Look through the data below and say how many of its lines contain "Return", adding nothing else.
-- START --
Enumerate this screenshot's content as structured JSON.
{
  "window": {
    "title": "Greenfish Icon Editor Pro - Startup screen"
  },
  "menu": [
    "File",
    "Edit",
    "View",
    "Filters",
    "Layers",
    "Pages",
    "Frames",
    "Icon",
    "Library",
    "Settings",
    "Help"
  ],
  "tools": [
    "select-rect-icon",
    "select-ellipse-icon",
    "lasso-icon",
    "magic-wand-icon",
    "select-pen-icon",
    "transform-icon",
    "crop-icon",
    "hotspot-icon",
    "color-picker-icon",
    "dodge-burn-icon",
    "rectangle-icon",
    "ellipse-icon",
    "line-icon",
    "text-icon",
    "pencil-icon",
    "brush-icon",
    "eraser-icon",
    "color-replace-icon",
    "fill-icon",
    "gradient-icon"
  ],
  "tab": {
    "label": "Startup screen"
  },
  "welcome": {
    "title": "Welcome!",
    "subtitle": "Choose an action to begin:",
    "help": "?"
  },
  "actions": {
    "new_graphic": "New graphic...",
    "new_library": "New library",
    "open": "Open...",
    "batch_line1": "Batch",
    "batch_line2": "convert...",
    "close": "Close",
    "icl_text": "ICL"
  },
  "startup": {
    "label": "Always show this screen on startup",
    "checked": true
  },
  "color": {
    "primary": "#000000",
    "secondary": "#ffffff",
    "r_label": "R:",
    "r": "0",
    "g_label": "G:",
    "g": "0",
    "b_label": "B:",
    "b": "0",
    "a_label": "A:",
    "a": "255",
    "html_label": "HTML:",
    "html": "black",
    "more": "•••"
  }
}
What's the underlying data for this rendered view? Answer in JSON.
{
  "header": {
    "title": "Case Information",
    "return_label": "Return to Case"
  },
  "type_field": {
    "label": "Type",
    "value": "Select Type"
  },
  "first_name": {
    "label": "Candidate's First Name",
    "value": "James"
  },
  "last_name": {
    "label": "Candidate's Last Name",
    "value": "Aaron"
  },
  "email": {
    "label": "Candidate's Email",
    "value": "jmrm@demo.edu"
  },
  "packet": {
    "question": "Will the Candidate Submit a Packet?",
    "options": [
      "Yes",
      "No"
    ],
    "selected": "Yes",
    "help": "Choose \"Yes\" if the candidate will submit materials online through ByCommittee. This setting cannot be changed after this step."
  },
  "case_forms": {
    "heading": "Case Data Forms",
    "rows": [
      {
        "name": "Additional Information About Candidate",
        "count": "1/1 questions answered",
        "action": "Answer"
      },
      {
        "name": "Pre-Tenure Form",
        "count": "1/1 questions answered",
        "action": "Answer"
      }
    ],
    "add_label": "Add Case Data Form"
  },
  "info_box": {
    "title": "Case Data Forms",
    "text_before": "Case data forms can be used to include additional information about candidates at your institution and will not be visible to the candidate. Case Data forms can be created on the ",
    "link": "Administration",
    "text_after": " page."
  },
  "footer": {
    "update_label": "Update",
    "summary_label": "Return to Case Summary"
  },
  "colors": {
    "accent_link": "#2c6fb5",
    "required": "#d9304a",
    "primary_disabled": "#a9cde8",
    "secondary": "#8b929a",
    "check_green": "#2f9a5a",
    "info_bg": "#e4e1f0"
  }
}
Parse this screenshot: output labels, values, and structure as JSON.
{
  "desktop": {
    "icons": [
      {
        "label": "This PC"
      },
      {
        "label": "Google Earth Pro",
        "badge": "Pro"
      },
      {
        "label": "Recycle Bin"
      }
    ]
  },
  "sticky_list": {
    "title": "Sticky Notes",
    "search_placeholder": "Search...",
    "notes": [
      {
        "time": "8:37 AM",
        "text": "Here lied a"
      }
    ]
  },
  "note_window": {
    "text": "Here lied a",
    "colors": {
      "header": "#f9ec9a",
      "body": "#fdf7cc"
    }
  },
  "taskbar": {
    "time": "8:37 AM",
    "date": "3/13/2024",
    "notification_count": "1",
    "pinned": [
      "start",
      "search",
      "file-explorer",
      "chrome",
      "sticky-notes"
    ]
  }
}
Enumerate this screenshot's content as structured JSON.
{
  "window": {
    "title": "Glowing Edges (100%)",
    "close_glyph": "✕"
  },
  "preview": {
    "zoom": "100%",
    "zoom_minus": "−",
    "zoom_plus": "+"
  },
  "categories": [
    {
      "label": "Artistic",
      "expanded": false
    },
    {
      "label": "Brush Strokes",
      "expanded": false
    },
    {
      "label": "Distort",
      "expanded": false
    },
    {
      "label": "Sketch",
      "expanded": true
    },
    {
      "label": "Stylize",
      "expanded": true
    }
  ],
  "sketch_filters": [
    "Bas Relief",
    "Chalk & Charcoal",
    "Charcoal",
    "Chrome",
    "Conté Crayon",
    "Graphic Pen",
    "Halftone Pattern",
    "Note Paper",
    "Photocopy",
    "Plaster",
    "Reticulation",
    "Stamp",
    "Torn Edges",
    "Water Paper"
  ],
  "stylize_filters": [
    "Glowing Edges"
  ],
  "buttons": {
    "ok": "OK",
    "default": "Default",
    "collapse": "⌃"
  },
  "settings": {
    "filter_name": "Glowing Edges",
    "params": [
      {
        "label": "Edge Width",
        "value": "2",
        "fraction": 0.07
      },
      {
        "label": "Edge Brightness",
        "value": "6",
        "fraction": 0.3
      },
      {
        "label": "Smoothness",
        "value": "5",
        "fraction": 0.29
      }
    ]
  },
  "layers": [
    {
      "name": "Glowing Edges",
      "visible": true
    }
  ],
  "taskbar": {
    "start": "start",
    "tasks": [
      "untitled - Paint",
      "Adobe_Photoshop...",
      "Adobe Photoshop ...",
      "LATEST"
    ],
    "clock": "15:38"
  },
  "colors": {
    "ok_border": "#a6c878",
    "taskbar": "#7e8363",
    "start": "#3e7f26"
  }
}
-- END --
Response to this exercise: 2